# START OF Input

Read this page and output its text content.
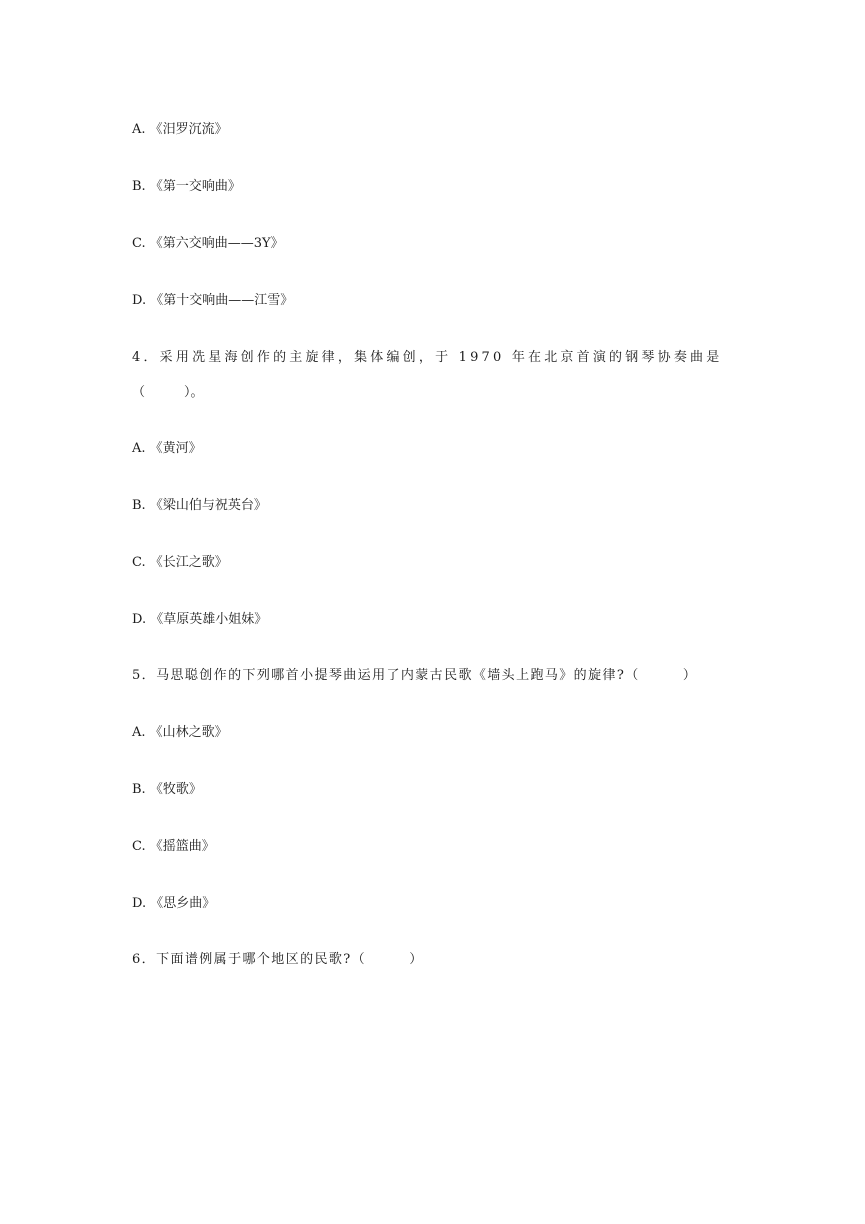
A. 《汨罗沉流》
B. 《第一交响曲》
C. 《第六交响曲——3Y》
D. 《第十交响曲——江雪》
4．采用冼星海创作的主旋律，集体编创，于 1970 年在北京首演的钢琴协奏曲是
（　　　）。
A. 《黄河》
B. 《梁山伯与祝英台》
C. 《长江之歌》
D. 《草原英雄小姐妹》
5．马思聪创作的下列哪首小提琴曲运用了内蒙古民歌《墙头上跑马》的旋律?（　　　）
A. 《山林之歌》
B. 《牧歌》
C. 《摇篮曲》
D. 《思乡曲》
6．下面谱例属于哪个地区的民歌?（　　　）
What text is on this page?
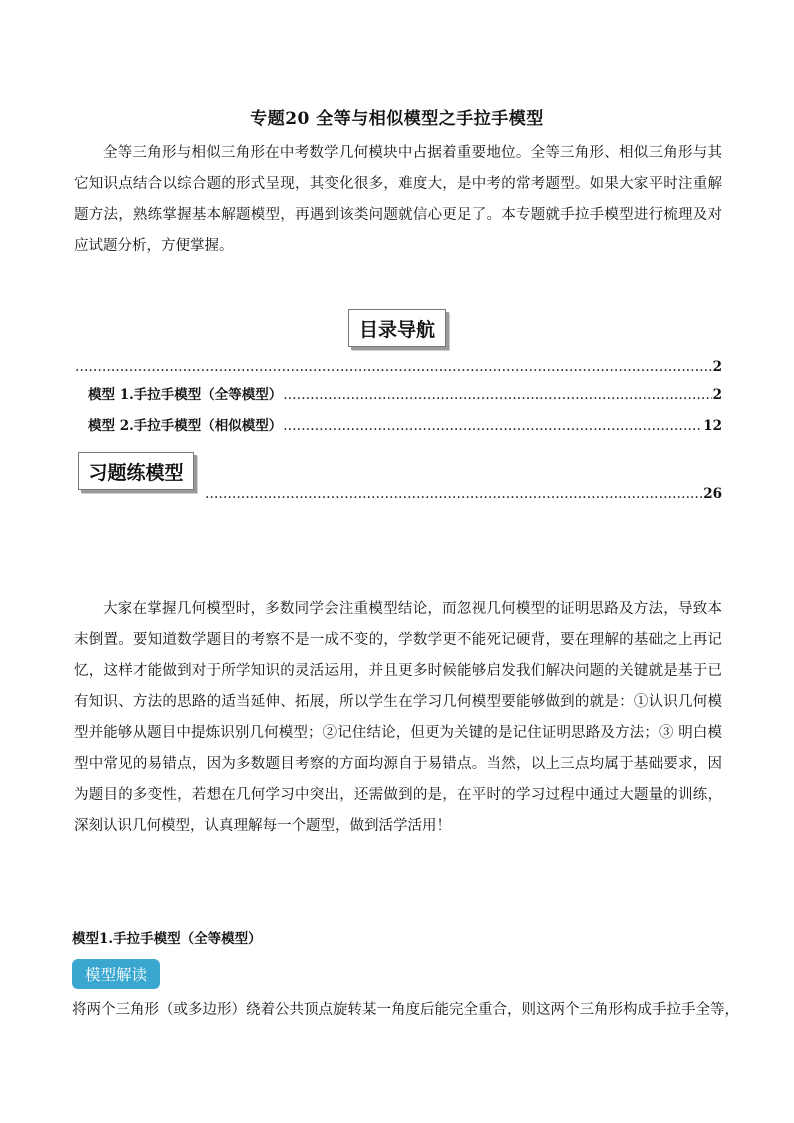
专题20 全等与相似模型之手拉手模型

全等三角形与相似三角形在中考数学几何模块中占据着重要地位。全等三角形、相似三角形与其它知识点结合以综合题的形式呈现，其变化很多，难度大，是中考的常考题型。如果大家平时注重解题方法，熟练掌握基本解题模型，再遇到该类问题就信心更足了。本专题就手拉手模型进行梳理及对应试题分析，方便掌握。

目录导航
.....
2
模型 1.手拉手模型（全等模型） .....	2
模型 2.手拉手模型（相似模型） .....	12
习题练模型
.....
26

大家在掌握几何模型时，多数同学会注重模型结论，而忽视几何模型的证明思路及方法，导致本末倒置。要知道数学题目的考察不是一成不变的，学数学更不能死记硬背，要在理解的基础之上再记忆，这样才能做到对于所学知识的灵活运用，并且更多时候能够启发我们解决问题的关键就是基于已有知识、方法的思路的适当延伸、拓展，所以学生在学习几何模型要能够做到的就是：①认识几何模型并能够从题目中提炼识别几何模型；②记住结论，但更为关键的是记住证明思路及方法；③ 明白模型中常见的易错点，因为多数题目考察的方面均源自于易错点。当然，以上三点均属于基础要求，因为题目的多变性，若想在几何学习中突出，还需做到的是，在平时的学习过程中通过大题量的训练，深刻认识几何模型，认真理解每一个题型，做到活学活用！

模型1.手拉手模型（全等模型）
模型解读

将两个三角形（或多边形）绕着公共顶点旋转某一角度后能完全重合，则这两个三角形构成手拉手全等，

# END OF Input

▸ The request
Transcribe the records above exactly as they appear, leaving out any pictures.

▸ Solution to this task
Read this page and output its text content.
A. 《汨罗沉流》
B. 《第一交响曲》
C. 《第六交响曲——3Y》
D. 《第十交响曲——江雪》
4．采用冼星海创作的主旋律，集体编创，于 1970 年在北京首演的钢琴协奏曲是
（　　　）。
A. 《黄河》
B. 《梁山伯与祝英台》
C. 《长江之歌》
D. 《草原英雄小姐妹》
5．马思聪创作的下列哪首小提琴曲运用了内蒙古民歌《墙头上跑马》的旋律?（　　　）
A. 《山林之歌》
B. 《牧歌》
C. 《摇篮曲》
D. 《思乡曲》
6．下面谱例属于哪个地区的民歌?（　　　）
What text is on this page?
专题20 全等与相似模型之手拉手模型

全等三角形与相似三角形在中考数学几何模块中占据着重要地位。全等三角形、相似三角形与其它知识点结合以综合题的形式呈现，其变化很多，难度大，是中考的常考题型。如果大家平时注重解题方法，熟练掌握基本解题模型，再遇到该类问题就信心更足了。本专题就手拉手模型进行梳理及对应试题分析，方便掌握。

目录导航
.....
2
模型 1.手拉手模型（全等模型） .....	2
模型 2.手拉手模型（相似模型） .....	12
习题练模型
.....
26

大家在掌握几何模型时，多数同学会注重模型结论，而忽视几何模型的证明思路及方法，导致本末倒置。要知道数学题目的考察不是一成不变的，学数学更不能死记硬背，要在理解的基础之上再记忆，这样才能做到对于所学知识的灵活运用，并且更多时候能够启发我们解决问题的关键就是基于已有知识、方法的思路的适当延伸、拓展，所以学生在学习几何模型要能够做到的就是：①认识几何模型并能够从题目中提炼识别几何模型；②记住结论，但更为关键的是记住证明思路及方法；③ 明白模型中常见的易错点，因为多数题目考察的方面均源自于易错点。当然，以上三点均属于基础要求，因为题目的多变性，若想在几何学习中突出，还需做到的是，在平时的学习过程中通过大题量的训练，深刻认识几何模型，认真理解每一个题型，做到活学活用！

模型1.手拉手模型（全等模型）
模型解读

将两个三角形（或多边形）绕着公共顶点旋转某一角度后能完全重合，则这两个三角形构成手拉手全等，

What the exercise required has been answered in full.